* [CHALLENGE] Check every line for the word "ConvNext" and give the number of lines where it occurs, nothing else.

■ ■ ■

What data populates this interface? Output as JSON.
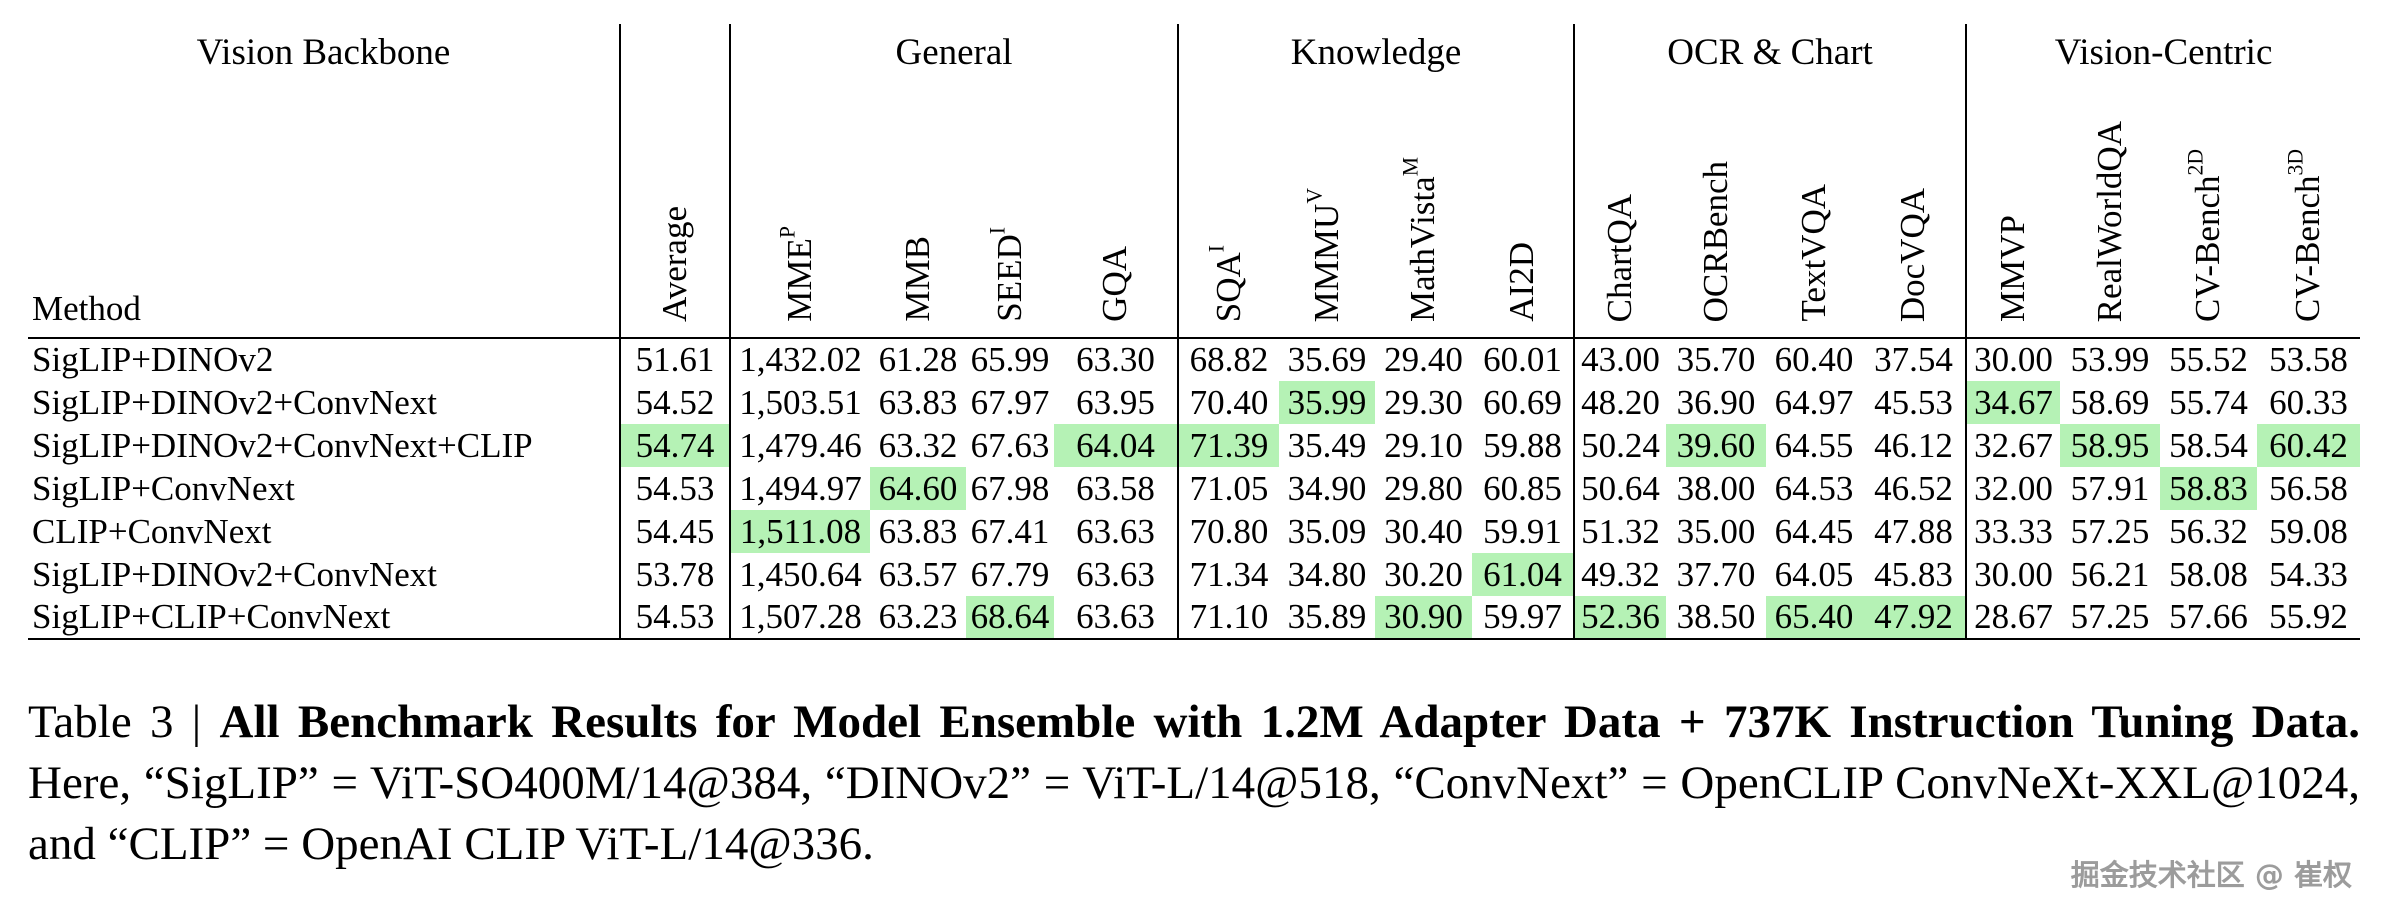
{
  "table": {
    "groups": {
      "backbone": "Vision Backbone",
      "general": "General",
      "knowledge": "Knowledge",
      "ocr_chart": "OCR & Chart",
      "vision_centric": "Vision-Centric"
    },
    "method_header": "Method",
    "columns": [
      {
        "label": "Average"
      },
      {
        "label": "MME",
        "sup": "P"
      },
      {
        "label": "MMB"
      },
      {
        "label": "SEED",
        "sup": "I"
      },
      {
        "label": "GQA"
      },
      {
        "label": "SQA",
        "sup": "I"
      },
      {
        "label": "MMMU",
        "sup": "V"
      },
      {
        "label": "MathVista",
        "sup": "M"
      },
      {
        "label": "AI2D"
      },
      {
        "label": "ChartQA"
      },
      {
        "label": "OCRBench"
      },
      {
        "label": "TextVQA"
      },
      {
        "label": "DocVQA"
      },
      {
        "label": "MMVP"
      },
      {
        "label": "RealWorldQA"
      },
      {
        "label": "CV-Bench",
        "sup": "2D"
      },
      {
        "label": "CV-Bench",
        "sup": "3D"
      }
    ],
    "rows": [
      {
        "method": "SigLIP+DINOv2",
        "values": [
          "51.61",
          "1,432.02",
          "61.28",
          "65.99",
          "63.30",
          "68.82",
          "35.69",
          "29.40",
          "60.01",
          "43.00",
          "35.70",
          "60.40",
          "37.54",
          "30.00",
          "53.99",
          "55.52",
          "53.58"
        ],
        "highlights": []
      },
      {
        "method": "SigLIP+DINOv2+ConvNext",
        "values": [
          "54.52",
          "1,503.51",
          "63.83",
          "67.97",
          "63.95",
          "70.40",
          "35.99",
          "29.30",
          "60.69",
          "48.20",
          "36.90",
          "64.97",
          "45.53",
          "34.67",
          "58.69",
          "55.74",
          "60.33"
        ],
        "highlights": [
          6,
          13
        ]
      },
      {
        "method": "SigLIP+DINOv2+ConvNext+CLIP",
        "values": [
          "54.74",
          "1,479.46",
          "63.32",
          "67.63",
          "64.04",
          "71.39",
          "35.49",
          "29.10",
          "59.88",
          "50.24",
          "39.60",
          "64.55",
          "46.12",
          "32.67",
          "58.95",
          "58.54",
          "60.42"
        ],
        "highlights": [
          0,
          4,
          5,
          10,
          14,
          16
        ]
      },
      {
        "method": "SigLIP+ConvNext",
        "values": [
          "54.53",
          "1,494.97",
          "64.60",
          "67.98",
          "63.58",
          "71.05",
          "34.90",
          "29.80",
          "60.85",
          "50.64",
          "38.00",
          "64.53",
          "46.52",
          "32.00",
          "57.91",
          "58.83",
          "56.58"
        ],
        "highlights": [
          2,
          15
        ]
      },
      {
        "method": "CLIP+ConvNext",
        "values": [
          "54.45",
          "1,511.08",
          "63.83",
          "67.41",
          "63.63",
          "70.80",
          "35.09",
          "30.40",
          "59.91",
          "51.32",
          "35.00",
          "64.45",
          "47.88",
          "33.33",
          "57.25",
          "56.32",
          "59.08"
        ],
        "highlights": [
          1
        ]
      },
      {
        "method": "SigLIP+DINOv2+ConvNext",
        "values": [
          "53.78",
          "1,450.64",
          "63.57",
          "67.79",
          "63.63",
          "71.34",
          "34.80",
          "30.20",
          "61.04",
          "49.32",
          "37.70",
          "64.05",
          "45.83",
          "30.00",
          "56.21",
          "58.08",
          "54.33"
        ],
        "highlights": [
          8
        ]
      },
      {
        "method": "SigLIP+CLIP+ConvNext",
        "values": [
          "54.53",
          "1,507.28",
          "63.23",
          "68.64",
          "63.63",
          "71.10",
          "35.89",
          "30.90",
          "59.97",
          "52.36",
          "38.50",
          "65.40",
          "47.92",
          "28.67",
          "57.25",
          "57.66",
          "55.92"
        ],
        "highlights": [
          3,
          7,
          9,
          11,
          12
        ]
      }
    ],
    "highlight_color": "#b5f2b5"
  },
  "caption": {
    "prefix": "Table 3 | ",
    "bold": "All Benchmark Results for Model Ensemble with 1.2M Adapter Data + 737K Instruction Tuning Data.",
    "rest": "Here, “SigLIP” = ViT-SO400M/14@384, “DINOv2” = ViT-L/14@518, “ConvNext” = OpenCLIP ConvNeXt-XXL@1024, and “CLIP” = OpenAI CLIP ViT-L/14@336."
  },
  "watermark": "掘金技术社区 @ 崔权"
}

■ ■ ■

* [WORKED SOLUTION] 7